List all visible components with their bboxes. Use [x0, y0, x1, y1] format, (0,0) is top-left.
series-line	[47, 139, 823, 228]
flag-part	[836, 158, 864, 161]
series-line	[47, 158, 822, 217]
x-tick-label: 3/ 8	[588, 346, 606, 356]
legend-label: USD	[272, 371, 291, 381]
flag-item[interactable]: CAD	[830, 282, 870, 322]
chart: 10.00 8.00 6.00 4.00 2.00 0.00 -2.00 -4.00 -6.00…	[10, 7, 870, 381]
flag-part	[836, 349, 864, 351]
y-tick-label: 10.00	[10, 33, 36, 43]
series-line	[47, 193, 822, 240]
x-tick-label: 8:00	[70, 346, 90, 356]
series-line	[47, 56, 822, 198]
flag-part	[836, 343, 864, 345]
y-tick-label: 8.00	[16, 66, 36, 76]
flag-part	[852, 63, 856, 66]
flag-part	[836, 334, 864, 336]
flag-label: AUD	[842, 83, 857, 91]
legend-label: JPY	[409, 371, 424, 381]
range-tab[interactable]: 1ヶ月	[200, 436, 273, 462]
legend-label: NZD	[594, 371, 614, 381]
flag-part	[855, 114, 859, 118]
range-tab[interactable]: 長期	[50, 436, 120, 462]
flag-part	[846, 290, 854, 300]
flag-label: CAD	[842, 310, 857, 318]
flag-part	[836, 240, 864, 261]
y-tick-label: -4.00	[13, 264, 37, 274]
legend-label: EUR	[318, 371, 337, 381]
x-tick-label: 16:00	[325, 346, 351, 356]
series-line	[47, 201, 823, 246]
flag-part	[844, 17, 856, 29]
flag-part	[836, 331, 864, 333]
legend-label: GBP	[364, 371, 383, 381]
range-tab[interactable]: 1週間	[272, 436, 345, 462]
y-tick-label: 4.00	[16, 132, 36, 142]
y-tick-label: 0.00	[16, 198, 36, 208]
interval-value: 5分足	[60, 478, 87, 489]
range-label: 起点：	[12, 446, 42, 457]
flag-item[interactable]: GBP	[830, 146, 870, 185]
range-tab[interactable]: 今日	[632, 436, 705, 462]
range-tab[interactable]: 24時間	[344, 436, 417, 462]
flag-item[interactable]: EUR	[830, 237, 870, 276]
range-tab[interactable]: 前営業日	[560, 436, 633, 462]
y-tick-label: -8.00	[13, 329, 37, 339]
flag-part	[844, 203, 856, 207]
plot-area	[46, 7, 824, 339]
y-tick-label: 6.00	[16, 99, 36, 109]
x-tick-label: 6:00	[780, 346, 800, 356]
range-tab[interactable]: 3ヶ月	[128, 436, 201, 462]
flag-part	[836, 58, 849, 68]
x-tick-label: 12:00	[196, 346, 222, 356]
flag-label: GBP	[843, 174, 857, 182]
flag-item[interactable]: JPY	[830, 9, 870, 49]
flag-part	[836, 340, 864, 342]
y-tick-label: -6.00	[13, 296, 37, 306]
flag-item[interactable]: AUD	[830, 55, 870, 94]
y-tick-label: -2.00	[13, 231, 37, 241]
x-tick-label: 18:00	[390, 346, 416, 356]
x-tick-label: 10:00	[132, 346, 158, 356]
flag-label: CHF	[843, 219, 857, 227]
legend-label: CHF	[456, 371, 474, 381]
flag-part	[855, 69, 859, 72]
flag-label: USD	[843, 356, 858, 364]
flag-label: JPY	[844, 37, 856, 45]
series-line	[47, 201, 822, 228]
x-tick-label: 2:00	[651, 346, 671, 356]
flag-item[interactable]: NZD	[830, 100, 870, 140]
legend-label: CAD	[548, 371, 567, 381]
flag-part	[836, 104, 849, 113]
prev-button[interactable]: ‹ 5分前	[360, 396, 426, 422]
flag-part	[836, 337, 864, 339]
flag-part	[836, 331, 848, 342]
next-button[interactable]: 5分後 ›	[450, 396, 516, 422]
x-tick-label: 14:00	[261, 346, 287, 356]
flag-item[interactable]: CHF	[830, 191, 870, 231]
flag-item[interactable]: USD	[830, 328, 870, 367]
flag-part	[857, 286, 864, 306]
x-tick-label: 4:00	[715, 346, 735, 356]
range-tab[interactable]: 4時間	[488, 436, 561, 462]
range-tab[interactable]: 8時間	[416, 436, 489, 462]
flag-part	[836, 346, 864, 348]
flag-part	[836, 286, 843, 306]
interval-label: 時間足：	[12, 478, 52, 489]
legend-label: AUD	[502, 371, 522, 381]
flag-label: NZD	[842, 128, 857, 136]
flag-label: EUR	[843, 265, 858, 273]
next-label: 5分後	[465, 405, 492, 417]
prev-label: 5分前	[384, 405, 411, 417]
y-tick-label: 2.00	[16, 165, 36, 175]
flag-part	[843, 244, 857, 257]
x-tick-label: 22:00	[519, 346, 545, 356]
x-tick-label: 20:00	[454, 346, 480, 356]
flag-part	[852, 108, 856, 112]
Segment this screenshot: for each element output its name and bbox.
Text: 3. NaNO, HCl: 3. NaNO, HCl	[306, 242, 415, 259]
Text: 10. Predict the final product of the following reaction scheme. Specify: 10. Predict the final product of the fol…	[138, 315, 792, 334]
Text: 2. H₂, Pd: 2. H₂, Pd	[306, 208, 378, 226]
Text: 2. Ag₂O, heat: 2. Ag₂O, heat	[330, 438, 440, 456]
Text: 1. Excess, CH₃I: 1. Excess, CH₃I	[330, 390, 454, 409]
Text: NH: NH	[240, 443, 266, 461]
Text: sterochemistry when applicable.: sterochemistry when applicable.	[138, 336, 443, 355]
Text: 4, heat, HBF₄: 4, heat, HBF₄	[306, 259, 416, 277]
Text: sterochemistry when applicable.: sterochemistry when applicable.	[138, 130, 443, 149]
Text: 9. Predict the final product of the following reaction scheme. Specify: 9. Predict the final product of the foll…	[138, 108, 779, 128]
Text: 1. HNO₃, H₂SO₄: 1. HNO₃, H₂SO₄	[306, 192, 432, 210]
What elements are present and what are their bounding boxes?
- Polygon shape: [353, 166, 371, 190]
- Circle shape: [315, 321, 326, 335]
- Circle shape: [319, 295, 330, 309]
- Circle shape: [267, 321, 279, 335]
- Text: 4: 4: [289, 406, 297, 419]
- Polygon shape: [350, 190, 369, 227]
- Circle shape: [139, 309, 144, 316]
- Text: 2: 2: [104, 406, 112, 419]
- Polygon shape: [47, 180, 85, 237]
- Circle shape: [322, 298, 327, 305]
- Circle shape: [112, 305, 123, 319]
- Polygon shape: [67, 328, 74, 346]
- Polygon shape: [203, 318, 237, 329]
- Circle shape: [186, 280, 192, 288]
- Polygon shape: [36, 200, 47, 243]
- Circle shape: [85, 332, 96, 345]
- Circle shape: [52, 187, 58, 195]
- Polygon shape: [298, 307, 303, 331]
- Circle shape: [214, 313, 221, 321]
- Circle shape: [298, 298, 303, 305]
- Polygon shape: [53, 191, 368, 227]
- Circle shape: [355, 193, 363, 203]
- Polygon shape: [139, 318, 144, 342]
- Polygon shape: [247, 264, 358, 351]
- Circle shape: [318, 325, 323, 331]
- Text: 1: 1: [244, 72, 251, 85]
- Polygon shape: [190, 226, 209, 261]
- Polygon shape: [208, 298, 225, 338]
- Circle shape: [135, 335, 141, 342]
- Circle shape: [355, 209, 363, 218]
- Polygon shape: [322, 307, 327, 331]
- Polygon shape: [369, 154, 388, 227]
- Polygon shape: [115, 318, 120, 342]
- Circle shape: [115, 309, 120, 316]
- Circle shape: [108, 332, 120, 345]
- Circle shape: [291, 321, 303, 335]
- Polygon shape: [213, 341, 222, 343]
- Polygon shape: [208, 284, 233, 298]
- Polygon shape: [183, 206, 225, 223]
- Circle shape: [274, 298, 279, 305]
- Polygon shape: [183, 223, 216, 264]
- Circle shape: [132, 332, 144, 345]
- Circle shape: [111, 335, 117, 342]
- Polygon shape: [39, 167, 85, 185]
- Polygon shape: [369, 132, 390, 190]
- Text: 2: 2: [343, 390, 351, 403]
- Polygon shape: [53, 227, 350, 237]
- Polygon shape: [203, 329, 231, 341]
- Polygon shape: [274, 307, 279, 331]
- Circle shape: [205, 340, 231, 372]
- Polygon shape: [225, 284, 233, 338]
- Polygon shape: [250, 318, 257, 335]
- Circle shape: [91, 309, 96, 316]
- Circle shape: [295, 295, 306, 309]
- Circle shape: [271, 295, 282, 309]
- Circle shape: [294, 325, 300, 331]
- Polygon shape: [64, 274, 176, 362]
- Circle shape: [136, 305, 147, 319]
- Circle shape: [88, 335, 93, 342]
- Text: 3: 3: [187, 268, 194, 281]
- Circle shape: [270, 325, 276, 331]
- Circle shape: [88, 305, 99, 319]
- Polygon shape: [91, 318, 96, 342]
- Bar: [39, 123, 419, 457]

▶ [What the task requires]: State how many lines in the listing above contain the string "Specify", treating uppercase and lowercase as different. Reply with the number alone.

▶ [Result of this task]: 2